[Dataset entries]

--- --- ---

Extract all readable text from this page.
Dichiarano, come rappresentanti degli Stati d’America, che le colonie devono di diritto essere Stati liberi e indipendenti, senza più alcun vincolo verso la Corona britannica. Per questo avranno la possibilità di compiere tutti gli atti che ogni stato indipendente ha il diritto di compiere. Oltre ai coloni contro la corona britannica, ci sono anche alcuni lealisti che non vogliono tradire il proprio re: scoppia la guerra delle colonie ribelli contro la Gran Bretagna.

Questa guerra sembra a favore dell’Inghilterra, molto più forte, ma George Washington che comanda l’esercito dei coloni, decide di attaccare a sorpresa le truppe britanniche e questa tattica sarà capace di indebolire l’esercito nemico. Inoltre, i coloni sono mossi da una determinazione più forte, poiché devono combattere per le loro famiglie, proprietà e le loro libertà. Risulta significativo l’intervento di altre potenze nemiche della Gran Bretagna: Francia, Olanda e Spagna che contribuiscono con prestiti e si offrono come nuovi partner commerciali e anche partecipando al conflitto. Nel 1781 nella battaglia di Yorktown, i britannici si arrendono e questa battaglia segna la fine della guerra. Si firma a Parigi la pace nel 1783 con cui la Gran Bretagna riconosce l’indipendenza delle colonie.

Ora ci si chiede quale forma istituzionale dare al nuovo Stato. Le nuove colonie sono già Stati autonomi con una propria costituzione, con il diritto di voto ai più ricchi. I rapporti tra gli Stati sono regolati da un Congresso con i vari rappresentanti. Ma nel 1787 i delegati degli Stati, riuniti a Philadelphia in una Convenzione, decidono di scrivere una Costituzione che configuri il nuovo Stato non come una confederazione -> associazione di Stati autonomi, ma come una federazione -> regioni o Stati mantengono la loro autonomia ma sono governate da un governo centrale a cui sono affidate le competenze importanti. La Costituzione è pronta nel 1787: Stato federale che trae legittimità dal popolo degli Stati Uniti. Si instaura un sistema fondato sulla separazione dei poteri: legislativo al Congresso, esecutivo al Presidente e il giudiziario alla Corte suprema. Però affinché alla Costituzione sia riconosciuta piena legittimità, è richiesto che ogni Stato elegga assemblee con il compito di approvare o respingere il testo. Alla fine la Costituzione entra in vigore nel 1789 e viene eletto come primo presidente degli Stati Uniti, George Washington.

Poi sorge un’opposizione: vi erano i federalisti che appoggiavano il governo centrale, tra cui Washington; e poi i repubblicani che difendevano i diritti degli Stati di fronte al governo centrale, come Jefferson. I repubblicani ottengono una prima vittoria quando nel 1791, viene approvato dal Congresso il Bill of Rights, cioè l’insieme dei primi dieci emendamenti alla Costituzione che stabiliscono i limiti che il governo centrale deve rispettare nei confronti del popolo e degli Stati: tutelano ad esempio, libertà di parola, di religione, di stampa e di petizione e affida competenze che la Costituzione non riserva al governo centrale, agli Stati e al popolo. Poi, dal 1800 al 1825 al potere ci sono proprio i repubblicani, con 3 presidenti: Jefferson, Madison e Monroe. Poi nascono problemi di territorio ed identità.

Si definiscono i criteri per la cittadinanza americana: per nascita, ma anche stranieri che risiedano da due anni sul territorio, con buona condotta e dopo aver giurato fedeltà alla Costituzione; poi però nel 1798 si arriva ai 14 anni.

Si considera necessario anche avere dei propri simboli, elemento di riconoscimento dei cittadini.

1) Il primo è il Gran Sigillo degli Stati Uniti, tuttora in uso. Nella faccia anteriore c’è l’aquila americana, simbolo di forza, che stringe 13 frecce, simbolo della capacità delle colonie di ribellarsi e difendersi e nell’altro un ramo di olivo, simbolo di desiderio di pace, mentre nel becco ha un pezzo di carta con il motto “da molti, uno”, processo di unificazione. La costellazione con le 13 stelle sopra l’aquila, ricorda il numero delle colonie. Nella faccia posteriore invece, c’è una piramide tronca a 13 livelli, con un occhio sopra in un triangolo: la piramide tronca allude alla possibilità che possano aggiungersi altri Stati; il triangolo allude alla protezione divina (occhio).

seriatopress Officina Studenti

--- --- ---

[Task objective]: Give an exact repetition of all the material.

[Written reply]:
Extract all readable text from this page.
Dichiarano, come rappresentanti degli Stati d’America, che le colonie devono di diritto essere Stati liberi e indipendenti, senza più alcun vincolo verso la Corona britannica. Per questo avranno la possibilità di compiere tutti gli atti che ogni stato indipendente ha il diritto di compiere. Oltre ai coloni contro la corona britannica, ci sono anche alcuni lealisti che non vogliono tradire il proprio re: scoppia la guerra delle colonie ribelli contro la Gran Bretagna.

Questa guerra sembra a favore dell’Inghilterra, molto più forte, ma George Washington che comanda l’esercito dei coloni, decide di attaccare a sorpresa le truppe britanniche e questa tattica sarà capace di indebolire l’esercito nemico. Inoltre, i coloni sono mossi da una determinazione più forte, poiché devono combattere per le loro famiglie, proprietà e le loro libertà. Risulta significativo l’intervento di altre potenze nemiche della Gran Bretagna: Francia, Olanda e Spagna che contribuiscono con prestiti e si offrono come nuovi partner commerciali e anche partecipando al conflitto. Nel 1781 nella battaglia di Yorktown, i britannici si arrendono e questa battaglia segna la fine della guerra. Si firma a Parigi la pace nel 1783 con cui la Gran Bretagna riconosce l’indipendenza delle colonie.

Ora ci si chiede quale forma istituzionale dare al nuovo Stato. Le nuove colonie sono già Stati autonomi con una propria costituzione, con il diritto di voto ai più ricchi. I rapporti tra gli Stati sono regolati da un Congresso con i vari rappresentanti. Ma nel 1787 i delegati degli Stati, riuniti a Philadelphia in una Convenzione, decidono di scrivere una Costituzione che configuri il nuovo Stato non come una confederazione -> associazione di Stati autonomi, ma come una federazione -> regioni o Stati mantengono la loro autonomia ma sono governate da un governo centrale a cui sono affidate le competenze importanti. La Costituzione è pronta nel 1787: Stato federale che trae legittimità dal popolo degli Stati Uniti. Si instaura un sistema fondato sulla separazione dei poteri: legislativo al Congresso, esecutivo al Presidente e il giudiziario alla Corte suprema. Però affinché alla Costituzione sia riconosciuta piena legittimità, è richiesto che ogni Stato elegga assemblee con il compito di approvare o respingere il testo. Alla fine la Costituzione entra in vigore nel 1789 e viene eletto come primo presidente degli Stati Uniti, George Washington.

Poi sorge un’opposizione: vi erano i federalisti che appoggiavano il governo centrale, tra cui Washington; e poi i repubblicani che difendevano i diritti degli Stati di fronte al governo centrale, come Jefferson. I repubblicani ottengono una prima vittoria quando nel 1791, viene approvato dal Congresso il Bill of Rights, cioè l’insieme dei primi dieci emendamenti alla Costituzione che stabiliscono i limiti che il governo centrale deve rispettare nei confronti del popolo e degli Stati: tutelano ad esempio, libertà di parola, di religione, di stampa e di petizione e affida competenze che la Costituzione non riserva al governo centrale, agli Stati e al popolo. Poi, dal 1800 al 1825 al potere ci sono proprio i repubblicani, con 3 presidenti: Jefferson, Madison e Monroe. Poi nascono problemi di territorio ed identità.

Si definiscono i criteri per la cittadinanza americana: per nascita, ma anche stranieri che risiedano da due anni sul territorio, con buona condotta e dopo aver giurato fedeltà alla Costituzione; poi però nel 1798 si arriva ai 14 anni.

Si considera necessario anche avere dei propri simboli, elemento di riconoscimento dei cittadini.

1) Il primo è il Gran Sigillo degli Stati Uniti, tuttora in uso. Nella faccia anteriore c’è l’aquila americana, simbolo di forza, che stringe 13 frecce, simbolo della capacità delle colonie di ribellarsi e difendersi e nell’altro un ramo di olivo, simbolo di desiderio di pace, mentre nel becco ha un pezzo di carta con il motto “da molti, uno”, processo di unificazione. La costellazione con le 13 stelle sopra l’aquila, ricorda il numero delle colonie. Nella faccia posteriore invece, c’è una piramide tronca a 13 livelli, con un occhio sopra in un triangolo: la piramide tronca allude alla possibilità che possano aggiungersi altri Stati; il triangolo allude alla protezione divina (occhio).

seriatopress Officina Studenti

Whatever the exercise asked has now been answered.